> [TASK MATERIAL]
########################################
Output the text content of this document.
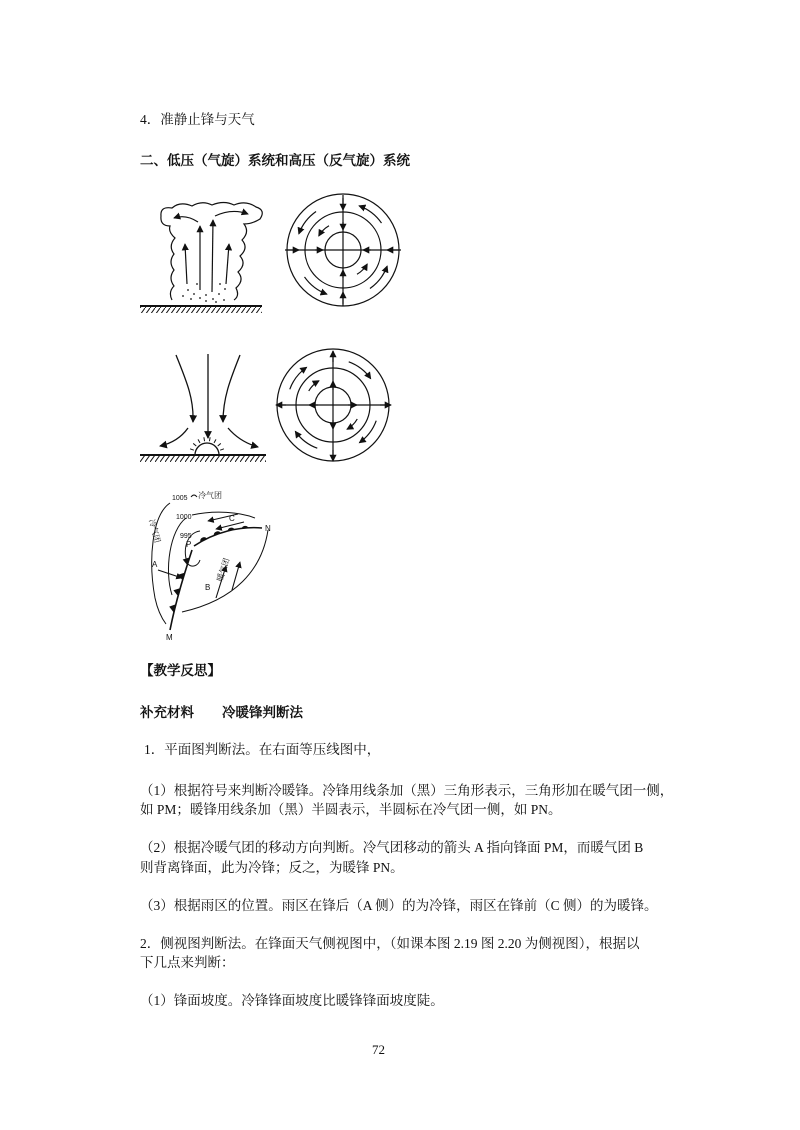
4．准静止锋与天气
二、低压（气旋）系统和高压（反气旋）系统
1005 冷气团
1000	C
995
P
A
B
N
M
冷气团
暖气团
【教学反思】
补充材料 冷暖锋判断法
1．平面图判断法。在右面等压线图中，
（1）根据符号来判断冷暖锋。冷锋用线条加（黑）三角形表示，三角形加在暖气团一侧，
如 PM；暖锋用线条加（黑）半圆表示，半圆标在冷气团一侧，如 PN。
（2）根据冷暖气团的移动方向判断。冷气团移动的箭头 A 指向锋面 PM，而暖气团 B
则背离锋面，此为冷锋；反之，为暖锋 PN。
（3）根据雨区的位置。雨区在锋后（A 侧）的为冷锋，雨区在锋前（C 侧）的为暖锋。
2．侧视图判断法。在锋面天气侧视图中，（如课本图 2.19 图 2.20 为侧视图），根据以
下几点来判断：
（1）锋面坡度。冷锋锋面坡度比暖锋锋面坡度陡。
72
########################################
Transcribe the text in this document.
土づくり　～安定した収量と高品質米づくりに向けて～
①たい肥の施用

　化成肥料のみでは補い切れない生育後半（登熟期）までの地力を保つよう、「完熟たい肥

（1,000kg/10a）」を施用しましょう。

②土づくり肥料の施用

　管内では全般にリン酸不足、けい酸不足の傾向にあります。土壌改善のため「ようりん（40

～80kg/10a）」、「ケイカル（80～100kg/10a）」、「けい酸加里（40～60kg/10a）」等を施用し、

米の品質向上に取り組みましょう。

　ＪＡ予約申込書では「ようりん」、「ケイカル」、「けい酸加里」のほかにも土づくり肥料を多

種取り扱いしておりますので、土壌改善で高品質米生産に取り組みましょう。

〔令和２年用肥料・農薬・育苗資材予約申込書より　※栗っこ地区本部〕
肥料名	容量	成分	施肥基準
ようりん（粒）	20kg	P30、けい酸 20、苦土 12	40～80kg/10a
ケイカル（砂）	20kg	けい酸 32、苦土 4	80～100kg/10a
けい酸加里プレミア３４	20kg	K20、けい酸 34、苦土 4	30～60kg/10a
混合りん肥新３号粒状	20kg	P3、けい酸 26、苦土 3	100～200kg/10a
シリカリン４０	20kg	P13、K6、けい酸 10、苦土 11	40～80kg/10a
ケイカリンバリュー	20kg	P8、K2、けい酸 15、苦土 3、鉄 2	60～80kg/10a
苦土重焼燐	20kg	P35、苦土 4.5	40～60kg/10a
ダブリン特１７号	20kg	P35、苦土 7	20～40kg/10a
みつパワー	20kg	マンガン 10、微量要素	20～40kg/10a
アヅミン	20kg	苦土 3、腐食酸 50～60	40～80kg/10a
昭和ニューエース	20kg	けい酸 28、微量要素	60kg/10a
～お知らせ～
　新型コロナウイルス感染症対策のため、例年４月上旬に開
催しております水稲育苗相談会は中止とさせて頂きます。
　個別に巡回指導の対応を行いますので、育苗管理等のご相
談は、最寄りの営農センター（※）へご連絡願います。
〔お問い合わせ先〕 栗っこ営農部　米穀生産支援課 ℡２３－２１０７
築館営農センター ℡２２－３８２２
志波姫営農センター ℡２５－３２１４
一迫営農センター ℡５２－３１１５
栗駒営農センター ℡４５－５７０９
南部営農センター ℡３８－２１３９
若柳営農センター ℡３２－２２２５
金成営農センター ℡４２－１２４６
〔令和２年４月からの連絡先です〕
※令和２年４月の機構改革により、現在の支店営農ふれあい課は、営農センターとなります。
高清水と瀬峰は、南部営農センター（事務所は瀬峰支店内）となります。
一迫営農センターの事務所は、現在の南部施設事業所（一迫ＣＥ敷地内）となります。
########################################
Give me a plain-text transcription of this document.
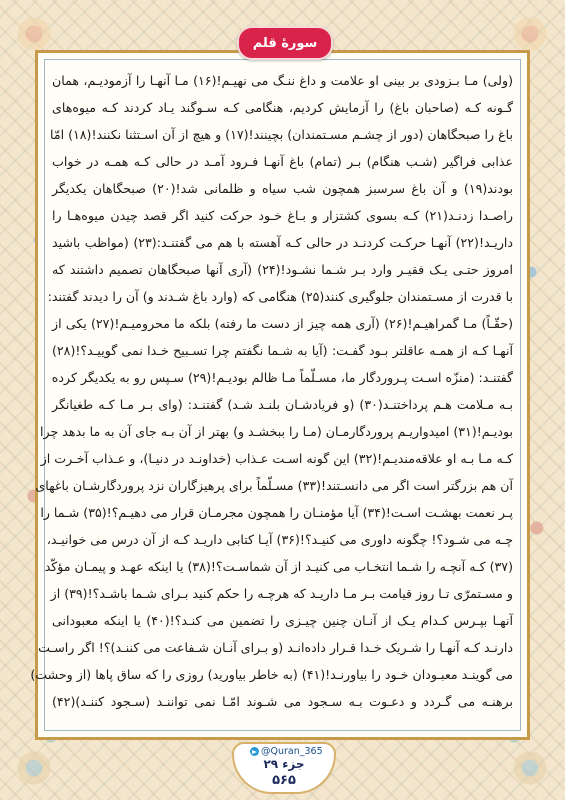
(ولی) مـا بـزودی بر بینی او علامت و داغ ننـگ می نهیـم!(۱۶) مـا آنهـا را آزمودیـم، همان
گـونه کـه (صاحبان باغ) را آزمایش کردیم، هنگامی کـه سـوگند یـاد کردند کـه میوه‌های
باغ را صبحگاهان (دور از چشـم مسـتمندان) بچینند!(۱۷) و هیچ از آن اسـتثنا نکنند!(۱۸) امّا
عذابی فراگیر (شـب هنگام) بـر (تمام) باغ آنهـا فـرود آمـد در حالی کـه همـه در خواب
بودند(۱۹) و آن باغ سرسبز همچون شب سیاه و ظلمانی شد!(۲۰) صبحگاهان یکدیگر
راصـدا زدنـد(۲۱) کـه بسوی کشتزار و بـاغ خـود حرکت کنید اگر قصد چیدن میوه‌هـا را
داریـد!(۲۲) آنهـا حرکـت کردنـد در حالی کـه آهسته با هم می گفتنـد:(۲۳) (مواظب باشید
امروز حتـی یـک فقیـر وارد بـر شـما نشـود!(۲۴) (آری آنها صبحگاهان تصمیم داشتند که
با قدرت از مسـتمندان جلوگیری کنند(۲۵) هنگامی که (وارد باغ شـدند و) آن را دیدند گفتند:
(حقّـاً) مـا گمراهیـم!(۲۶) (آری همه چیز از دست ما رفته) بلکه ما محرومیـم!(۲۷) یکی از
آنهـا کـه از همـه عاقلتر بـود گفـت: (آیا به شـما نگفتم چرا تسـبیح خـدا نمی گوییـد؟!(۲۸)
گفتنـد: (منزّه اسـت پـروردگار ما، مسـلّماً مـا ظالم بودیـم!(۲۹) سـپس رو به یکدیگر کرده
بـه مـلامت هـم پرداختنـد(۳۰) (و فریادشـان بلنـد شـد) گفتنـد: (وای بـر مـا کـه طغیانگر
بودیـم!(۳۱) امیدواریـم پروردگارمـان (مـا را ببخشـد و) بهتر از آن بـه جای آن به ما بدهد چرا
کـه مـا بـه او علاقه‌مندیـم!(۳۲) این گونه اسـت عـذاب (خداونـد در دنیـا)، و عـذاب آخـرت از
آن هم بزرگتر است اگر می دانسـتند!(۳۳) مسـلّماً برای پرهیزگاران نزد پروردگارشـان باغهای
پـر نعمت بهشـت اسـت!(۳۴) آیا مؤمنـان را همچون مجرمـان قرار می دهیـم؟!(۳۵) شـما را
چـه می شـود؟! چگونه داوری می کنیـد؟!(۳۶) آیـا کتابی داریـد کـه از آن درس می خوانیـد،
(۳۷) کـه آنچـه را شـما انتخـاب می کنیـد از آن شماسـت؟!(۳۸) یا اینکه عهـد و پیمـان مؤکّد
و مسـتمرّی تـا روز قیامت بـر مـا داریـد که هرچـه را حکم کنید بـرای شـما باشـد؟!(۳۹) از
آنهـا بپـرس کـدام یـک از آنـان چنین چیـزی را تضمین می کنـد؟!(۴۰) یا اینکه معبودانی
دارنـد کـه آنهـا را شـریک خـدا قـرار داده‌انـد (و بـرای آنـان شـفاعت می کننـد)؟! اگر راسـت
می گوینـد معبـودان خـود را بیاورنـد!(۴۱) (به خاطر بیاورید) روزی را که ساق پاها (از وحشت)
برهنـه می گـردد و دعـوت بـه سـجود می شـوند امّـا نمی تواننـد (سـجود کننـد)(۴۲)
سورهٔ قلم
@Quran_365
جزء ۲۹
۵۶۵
########################################
> [WORK TO BE COMPLETED] Pull out and copy each line containing the string "وارد".

> [ANSWER IN FULL]
امروز حتـی یـک فقیـر وارد بـر شـما نشـود!(۲۴) (آری آنها صبحگاهان تصمیم داشتند که
با قدرت از مسـتمندان جلوگیری کنند(۲۵) هنگامی که (وارد باغ شـدند و) آن را دیدند گفتند:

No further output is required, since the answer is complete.